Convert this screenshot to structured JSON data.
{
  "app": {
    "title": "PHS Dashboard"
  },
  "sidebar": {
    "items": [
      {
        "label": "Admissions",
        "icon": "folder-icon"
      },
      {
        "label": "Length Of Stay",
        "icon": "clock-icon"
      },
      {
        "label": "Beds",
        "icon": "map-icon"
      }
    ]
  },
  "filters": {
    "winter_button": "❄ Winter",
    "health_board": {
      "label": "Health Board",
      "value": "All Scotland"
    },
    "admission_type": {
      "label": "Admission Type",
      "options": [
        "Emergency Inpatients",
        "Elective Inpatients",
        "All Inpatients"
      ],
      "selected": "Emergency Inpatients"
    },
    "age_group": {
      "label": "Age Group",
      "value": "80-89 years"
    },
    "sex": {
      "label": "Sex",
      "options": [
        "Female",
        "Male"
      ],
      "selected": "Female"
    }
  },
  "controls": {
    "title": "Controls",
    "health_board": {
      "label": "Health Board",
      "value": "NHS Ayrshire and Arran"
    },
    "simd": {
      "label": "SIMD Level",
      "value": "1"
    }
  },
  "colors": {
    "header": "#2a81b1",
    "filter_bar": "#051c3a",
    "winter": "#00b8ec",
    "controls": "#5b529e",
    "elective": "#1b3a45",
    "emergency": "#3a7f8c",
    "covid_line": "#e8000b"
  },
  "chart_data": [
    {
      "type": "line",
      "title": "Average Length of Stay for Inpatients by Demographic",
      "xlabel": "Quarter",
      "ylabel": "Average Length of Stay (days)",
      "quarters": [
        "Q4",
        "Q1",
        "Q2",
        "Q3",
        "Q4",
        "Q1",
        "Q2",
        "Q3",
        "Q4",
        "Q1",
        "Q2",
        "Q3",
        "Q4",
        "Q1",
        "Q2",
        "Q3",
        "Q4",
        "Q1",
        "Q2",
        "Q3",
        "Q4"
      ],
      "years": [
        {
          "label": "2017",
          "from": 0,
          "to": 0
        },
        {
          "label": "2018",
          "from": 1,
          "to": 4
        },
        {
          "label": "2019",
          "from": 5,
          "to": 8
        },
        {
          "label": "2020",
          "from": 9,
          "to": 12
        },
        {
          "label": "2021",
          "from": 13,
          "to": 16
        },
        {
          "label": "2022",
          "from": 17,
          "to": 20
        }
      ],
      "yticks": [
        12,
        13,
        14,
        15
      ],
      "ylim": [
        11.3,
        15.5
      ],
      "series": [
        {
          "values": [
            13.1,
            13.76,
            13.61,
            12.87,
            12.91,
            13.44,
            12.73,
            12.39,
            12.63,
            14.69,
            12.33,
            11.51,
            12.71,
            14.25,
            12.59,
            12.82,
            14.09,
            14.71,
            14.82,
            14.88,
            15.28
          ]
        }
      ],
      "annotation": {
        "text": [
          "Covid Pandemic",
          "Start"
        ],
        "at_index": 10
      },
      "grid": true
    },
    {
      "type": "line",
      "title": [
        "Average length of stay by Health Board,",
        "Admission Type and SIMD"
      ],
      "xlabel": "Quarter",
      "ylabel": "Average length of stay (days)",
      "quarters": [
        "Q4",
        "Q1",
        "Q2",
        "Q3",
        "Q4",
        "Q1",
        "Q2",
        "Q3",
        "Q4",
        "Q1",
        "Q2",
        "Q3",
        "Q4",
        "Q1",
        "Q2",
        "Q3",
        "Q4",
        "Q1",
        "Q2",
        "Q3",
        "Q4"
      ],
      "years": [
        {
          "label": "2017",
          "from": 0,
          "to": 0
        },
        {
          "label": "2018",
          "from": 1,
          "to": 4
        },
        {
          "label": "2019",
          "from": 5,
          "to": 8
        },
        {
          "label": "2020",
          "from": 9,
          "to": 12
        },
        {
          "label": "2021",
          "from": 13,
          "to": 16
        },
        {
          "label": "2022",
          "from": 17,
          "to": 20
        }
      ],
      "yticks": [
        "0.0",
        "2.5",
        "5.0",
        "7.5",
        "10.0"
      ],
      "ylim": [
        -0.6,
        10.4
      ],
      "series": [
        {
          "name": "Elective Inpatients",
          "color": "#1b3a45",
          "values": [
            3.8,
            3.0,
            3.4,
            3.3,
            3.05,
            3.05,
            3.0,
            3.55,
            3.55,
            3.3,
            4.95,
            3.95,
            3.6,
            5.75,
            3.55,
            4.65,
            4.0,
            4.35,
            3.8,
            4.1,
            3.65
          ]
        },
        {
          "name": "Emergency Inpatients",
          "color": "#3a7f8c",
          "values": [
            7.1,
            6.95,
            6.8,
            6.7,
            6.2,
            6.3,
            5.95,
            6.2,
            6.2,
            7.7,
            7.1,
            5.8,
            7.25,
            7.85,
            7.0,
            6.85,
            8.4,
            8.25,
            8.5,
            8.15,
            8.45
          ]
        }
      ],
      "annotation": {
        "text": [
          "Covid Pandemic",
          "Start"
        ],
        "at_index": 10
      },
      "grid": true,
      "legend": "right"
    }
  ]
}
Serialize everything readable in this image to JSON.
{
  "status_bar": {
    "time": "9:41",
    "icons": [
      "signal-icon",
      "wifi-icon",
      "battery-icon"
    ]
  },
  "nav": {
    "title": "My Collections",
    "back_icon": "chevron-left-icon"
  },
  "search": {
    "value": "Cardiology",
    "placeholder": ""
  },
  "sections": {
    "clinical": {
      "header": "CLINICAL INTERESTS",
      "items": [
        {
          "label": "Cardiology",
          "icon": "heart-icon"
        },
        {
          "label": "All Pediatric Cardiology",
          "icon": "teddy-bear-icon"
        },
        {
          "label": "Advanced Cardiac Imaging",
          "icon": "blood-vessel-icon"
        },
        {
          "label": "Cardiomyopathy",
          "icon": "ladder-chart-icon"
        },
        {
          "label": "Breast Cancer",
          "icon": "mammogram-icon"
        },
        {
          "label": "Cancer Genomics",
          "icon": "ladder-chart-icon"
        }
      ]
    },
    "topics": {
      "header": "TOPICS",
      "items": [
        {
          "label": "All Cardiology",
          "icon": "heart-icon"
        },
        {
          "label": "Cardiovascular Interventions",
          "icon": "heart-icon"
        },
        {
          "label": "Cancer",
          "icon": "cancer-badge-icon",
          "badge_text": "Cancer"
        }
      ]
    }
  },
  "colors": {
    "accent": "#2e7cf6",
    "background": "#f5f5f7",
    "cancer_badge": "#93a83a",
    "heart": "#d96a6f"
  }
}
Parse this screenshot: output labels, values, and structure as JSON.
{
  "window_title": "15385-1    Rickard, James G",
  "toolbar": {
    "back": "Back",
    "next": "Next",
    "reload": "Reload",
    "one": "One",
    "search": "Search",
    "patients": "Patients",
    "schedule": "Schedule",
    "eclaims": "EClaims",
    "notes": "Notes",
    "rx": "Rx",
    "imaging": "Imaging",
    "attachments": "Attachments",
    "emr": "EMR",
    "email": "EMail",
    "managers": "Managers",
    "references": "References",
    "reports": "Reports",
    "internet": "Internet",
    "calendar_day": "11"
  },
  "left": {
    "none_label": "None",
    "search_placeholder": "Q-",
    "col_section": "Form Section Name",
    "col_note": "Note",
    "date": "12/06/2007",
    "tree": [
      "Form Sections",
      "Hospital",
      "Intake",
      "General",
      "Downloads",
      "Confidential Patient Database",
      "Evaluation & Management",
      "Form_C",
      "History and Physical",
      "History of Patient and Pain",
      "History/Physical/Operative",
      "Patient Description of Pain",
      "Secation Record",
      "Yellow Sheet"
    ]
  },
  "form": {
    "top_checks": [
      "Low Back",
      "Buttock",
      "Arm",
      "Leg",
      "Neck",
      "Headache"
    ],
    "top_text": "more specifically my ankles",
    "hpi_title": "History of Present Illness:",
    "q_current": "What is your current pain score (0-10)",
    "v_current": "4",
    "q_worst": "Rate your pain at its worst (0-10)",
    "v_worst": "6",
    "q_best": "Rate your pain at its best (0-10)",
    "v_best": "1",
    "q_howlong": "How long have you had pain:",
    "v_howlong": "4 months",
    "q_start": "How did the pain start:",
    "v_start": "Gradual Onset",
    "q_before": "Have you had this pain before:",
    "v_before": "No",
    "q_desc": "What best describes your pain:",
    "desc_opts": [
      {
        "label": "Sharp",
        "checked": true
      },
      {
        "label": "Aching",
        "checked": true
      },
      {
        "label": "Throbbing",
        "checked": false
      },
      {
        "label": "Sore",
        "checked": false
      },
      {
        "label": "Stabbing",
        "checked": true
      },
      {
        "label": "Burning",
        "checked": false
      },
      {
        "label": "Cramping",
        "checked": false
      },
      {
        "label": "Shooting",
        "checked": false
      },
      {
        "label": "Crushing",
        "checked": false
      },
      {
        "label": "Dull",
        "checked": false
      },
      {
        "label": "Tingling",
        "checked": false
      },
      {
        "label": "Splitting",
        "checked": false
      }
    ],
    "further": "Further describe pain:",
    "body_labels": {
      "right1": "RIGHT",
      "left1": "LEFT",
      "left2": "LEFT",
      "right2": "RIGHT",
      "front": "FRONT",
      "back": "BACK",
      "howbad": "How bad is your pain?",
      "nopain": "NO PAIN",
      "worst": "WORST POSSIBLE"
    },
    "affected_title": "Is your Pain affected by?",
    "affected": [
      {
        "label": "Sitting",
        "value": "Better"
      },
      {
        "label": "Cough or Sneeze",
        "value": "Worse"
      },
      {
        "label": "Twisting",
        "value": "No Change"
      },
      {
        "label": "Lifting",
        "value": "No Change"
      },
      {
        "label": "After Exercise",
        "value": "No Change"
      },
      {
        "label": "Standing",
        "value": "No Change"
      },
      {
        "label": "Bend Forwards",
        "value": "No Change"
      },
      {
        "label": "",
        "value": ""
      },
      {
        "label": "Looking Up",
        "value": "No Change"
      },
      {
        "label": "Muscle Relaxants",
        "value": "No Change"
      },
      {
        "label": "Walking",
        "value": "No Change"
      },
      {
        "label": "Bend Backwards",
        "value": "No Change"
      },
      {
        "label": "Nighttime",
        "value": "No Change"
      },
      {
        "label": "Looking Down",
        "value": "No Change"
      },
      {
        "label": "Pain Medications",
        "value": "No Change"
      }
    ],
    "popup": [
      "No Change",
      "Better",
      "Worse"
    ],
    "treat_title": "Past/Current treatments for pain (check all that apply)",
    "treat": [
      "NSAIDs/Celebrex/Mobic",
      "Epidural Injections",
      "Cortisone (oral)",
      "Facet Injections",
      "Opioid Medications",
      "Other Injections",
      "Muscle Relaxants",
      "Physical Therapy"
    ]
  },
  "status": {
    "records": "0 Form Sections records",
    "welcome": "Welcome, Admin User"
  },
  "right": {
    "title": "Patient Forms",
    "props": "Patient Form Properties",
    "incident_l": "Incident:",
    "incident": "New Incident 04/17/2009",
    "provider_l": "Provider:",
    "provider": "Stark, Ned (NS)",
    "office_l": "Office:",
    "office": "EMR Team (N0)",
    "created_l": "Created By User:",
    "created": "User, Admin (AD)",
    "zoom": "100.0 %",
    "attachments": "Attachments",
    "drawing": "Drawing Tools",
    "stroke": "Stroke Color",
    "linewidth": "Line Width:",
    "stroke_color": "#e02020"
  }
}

· · · ·

◆ WORK TO COMPLETE
Among the lines above, return those that hold the word "header".

◆ RESPONSE AREA
    "header": "#2a81b1",
      "header": "CLINICAL INTERESTS",
      "header": "TOPICS",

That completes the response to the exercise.